→ THE PROBLEM
Set every record down verbatim and omit the pictures.

* * * * *

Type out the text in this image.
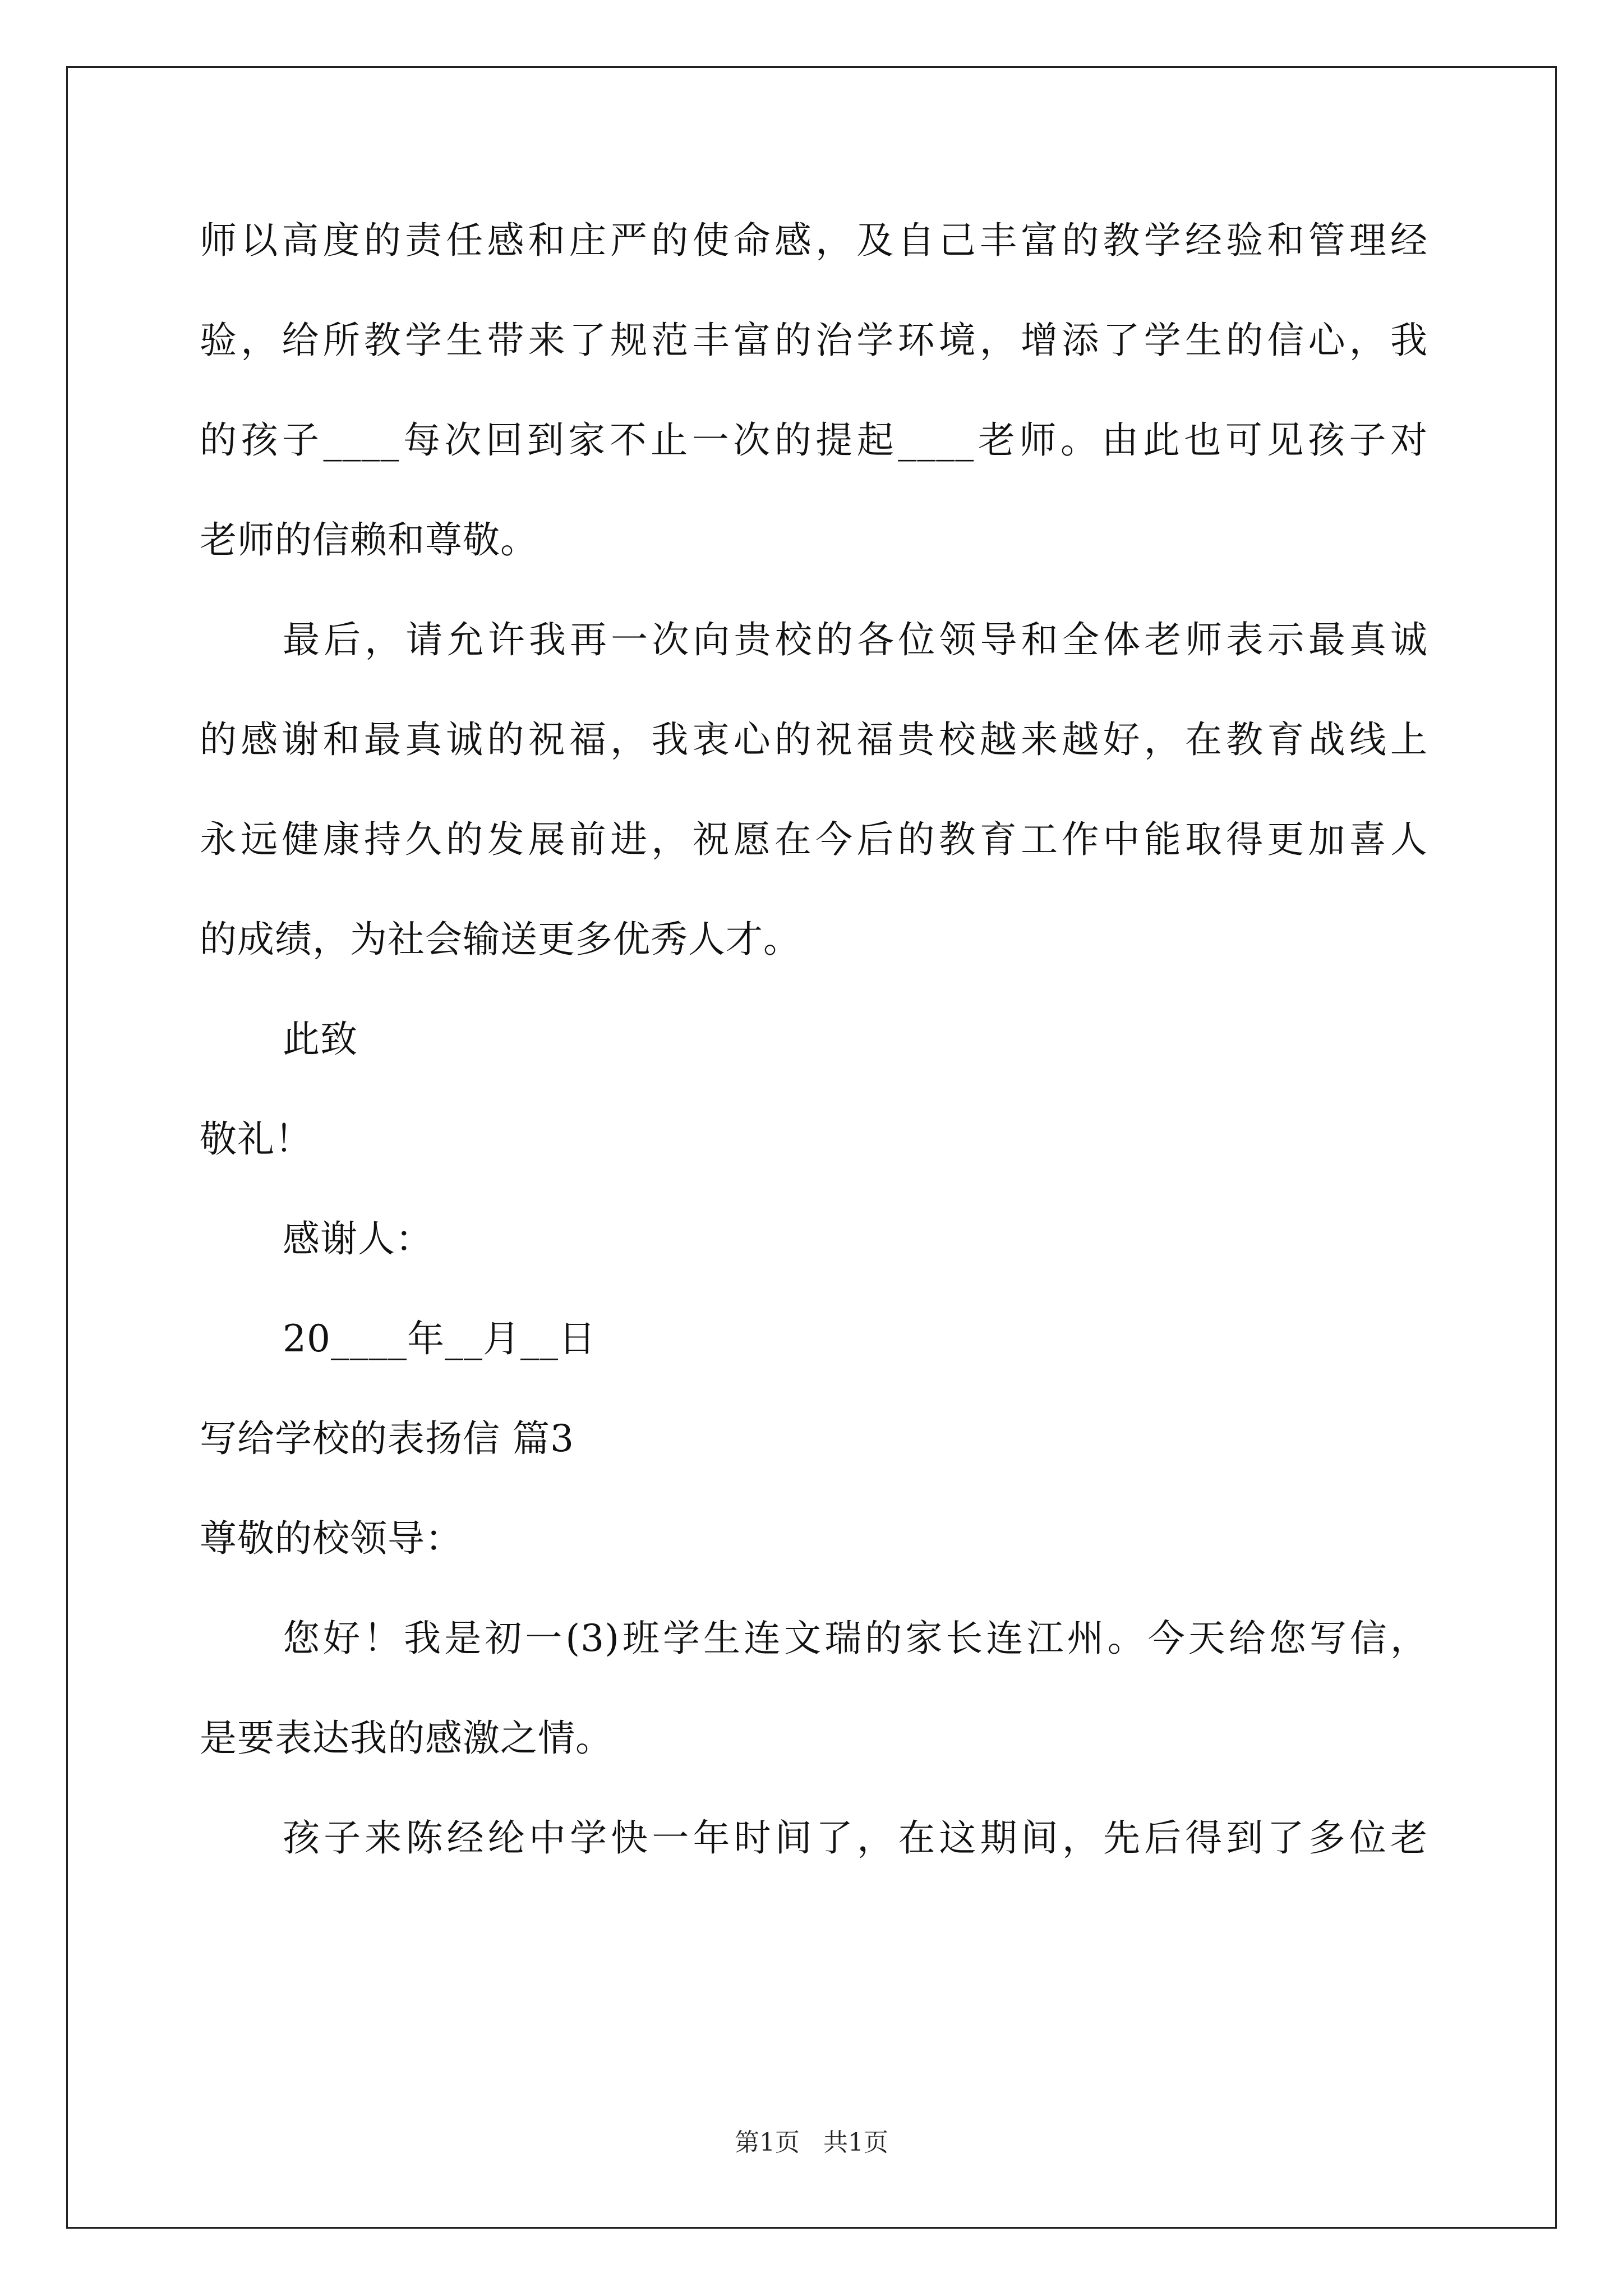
师以高度的责任感和庄严的使命感，及自己丰富的教学经验和管理经
验，给所教学生带来了规范丰富的治学环境，增添了学生的信心，我
的孩子____每次回到家不止一次的提起____老师。由此也可见孩子对
老师的信赖和尊敬。
最后，请允许我再一次向贵校的各位领导和全体老师表示最真诚
的感谢和最真诚的祝福，我衷心的祝福贵校越来越好，在教育战线上
永远健康持久的发展前进，祝愿在今后的教育工作中能取得更加喜人
的成绩，为社会输送更多优秀人才。
此致
敬礼！
感谢人：
20____年__月__日
写给学校的表扬信 篇3
尊敬的校领导：
您好！我是初一(3)班学生连文瑞的家长连江州。今天给您写信，
是要表达我的感激之情。
孩子来陈经纶中学快一年时间了，在这期间，先后得到了多位老
第1页   共1页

* * * * *

→ RESULT OF THE TASK
Type out the text in this image.
师以高度的责任感和庄严的使命感，及自己丰富的教学经验和管理经
验，给所教学生带来了规范丰富的治学环境，增添了学生的信心，我
的孩子____每次回到家不止一次的提起____老师。由此也可见孩子对
老师的信赖和尊敬。
最后，请允许我再一次向贵校的各位领导和全体老师表示最真诚
的感谢和最真诚的祝福，我衷心的祝福贵校越来越好，在教育战线上
永远健康持久的发展前进，祝愿在今后的教育工作中能取得更加喜人
的成绩，为社会输送更多优秀人才。
此致
敬礼！
感谢人：
20____年__月__日
写给学校的表扬信 篇3
尊敬的校领导：
您好！我是初一(3)班学生连文瑞的家长连江州。今天给您写信，
是要表达我的感激之情。
孩子来陈经纶中学快一年时间了，在这期间，先后得到了多位老
第1页   共1页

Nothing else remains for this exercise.